Requirements:
Determine the number of lines that contain the word "this", then state that number and nothing more.

____ Material provided

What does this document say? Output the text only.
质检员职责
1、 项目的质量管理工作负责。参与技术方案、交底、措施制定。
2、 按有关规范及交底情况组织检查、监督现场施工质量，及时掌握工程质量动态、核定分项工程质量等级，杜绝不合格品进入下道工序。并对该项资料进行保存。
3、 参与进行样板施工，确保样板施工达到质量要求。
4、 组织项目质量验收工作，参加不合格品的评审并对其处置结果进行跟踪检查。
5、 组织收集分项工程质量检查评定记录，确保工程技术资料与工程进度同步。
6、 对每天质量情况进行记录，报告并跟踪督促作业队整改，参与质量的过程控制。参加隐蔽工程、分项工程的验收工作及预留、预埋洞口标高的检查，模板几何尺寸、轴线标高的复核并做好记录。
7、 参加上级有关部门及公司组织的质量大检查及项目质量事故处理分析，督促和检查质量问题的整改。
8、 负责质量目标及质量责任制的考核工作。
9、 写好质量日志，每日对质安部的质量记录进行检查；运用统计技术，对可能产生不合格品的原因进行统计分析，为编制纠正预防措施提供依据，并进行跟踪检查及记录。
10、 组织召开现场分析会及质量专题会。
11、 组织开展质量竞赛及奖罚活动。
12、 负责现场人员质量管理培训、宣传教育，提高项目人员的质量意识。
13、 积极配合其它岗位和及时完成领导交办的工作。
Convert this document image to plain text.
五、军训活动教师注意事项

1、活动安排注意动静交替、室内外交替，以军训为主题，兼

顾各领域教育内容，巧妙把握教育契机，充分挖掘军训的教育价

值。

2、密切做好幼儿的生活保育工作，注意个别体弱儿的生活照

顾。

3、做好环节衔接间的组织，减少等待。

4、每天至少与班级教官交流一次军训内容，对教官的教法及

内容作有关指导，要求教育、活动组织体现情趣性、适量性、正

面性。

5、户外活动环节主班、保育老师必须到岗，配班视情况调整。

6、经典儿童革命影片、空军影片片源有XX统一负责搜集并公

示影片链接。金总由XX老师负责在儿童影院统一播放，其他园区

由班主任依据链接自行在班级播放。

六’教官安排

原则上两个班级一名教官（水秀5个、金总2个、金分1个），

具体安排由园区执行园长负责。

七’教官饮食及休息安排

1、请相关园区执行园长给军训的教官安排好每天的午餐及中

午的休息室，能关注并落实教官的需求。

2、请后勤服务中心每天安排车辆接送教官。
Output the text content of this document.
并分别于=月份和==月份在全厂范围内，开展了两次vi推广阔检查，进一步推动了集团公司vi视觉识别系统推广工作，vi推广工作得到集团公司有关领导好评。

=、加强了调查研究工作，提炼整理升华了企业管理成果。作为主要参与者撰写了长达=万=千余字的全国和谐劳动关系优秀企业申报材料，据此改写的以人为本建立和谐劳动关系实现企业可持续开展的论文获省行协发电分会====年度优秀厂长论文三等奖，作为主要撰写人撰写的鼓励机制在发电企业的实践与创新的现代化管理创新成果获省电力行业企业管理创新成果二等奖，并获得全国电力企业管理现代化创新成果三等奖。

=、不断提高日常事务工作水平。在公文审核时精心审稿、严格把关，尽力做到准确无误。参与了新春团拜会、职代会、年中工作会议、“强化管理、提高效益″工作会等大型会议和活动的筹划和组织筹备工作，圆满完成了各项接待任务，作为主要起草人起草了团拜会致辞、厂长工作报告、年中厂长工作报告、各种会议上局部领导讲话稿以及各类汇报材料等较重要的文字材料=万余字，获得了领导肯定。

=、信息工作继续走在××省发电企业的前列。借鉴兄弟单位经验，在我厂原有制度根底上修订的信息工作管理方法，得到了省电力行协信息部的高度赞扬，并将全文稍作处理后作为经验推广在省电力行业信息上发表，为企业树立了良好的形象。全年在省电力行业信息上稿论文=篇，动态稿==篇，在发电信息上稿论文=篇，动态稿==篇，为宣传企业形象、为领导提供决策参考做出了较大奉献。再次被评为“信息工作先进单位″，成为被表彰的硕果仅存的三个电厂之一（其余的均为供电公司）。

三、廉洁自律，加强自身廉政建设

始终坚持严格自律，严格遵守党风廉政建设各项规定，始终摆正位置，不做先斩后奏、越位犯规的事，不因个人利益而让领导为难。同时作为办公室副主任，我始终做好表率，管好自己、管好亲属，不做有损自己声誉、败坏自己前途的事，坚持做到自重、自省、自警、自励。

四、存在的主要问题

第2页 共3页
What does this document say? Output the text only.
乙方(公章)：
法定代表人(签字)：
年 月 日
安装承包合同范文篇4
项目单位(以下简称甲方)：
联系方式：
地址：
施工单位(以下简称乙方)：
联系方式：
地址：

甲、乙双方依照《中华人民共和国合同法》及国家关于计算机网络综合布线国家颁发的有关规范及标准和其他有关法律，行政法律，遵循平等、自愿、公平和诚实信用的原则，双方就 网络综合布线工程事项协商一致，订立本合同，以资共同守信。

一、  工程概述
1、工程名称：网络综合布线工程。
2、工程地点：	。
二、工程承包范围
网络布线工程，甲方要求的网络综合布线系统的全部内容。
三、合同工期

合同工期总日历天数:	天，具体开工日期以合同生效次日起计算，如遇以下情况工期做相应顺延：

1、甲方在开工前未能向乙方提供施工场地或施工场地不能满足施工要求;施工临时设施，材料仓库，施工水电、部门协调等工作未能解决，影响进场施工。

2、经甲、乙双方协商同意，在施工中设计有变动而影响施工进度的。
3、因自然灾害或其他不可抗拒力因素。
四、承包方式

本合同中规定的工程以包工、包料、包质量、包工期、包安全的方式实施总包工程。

________

Output:
4